:: Stated exercise ::
Return every line below in which "Template" appears.

:: Entries shown ::
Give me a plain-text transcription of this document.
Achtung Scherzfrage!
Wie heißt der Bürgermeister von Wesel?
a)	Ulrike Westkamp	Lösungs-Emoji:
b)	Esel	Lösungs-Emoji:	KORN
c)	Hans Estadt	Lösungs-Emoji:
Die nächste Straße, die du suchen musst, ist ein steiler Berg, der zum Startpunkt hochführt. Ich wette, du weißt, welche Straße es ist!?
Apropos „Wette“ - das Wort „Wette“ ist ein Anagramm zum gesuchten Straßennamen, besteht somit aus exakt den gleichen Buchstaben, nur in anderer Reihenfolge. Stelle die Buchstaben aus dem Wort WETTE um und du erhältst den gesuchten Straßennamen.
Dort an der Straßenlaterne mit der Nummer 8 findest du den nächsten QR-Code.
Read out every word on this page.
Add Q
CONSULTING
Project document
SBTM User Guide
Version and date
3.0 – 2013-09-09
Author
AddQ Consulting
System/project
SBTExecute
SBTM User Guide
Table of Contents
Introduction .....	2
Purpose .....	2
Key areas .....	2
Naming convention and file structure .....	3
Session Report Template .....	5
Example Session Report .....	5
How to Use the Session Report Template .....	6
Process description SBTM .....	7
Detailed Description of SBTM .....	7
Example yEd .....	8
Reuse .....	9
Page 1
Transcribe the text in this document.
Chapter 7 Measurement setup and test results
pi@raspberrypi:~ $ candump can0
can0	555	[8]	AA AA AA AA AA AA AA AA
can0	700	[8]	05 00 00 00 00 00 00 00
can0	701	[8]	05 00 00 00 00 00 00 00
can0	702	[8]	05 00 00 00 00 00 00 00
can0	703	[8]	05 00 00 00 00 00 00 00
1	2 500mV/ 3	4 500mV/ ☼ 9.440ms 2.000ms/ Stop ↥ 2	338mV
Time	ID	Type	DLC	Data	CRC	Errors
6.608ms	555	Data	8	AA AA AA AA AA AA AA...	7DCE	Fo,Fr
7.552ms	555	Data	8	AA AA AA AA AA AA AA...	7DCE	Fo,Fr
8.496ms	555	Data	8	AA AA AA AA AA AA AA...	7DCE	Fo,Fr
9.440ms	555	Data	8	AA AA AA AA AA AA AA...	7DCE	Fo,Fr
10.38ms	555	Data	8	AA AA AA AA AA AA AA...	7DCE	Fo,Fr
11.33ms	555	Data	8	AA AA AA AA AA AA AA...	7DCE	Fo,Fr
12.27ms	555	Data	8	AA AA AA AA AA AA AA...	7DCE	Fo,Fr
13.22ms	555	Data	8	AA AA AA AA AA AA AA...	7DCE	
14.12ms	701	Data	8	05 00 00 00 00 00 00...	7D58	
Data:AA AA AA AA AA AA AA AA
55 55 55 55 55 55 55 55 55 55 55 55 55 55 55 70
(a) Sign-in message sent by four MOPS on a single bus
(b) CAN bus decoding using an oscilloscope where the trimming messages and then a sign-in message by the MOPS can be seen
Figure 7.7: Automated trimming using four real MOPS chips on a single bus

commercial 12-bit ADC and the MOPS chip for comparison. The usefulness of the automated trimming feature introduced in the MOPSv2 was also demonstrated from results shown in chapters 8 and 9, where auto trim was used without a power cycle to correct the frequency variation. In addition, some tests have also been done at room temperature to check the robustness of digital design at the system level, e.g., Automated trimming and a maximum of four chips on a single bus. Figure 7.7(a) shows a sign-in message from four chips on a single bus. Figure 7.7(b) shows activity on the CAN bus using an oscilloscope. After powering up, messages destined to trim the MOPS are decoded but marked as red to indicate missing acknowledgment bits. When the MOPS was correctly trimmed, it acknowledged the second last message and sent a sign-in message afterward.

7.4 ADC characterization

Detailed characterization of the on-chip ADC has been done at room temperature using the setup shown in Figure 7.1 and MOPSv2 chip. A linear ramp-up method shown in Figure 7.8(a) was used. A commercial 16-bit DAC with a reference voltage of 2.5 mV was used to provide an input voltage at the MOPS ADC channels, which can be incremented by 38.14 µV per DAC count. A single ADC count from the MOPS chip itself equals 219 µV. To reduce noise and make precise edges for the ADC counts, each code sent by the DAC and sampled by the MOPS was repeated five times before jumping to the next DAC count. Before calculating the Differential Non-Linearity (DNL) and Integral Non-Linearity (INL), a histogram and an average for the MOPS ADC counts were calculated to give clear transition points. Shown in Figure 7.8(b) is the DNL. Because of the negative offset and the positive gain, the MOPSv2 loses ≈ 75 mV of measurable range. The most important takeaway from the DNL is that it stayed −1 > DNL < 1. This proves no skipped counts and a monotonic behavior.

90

:: Solution to this problem ::
Session Report Template .....	5
How to Use the Session Report Template .....	6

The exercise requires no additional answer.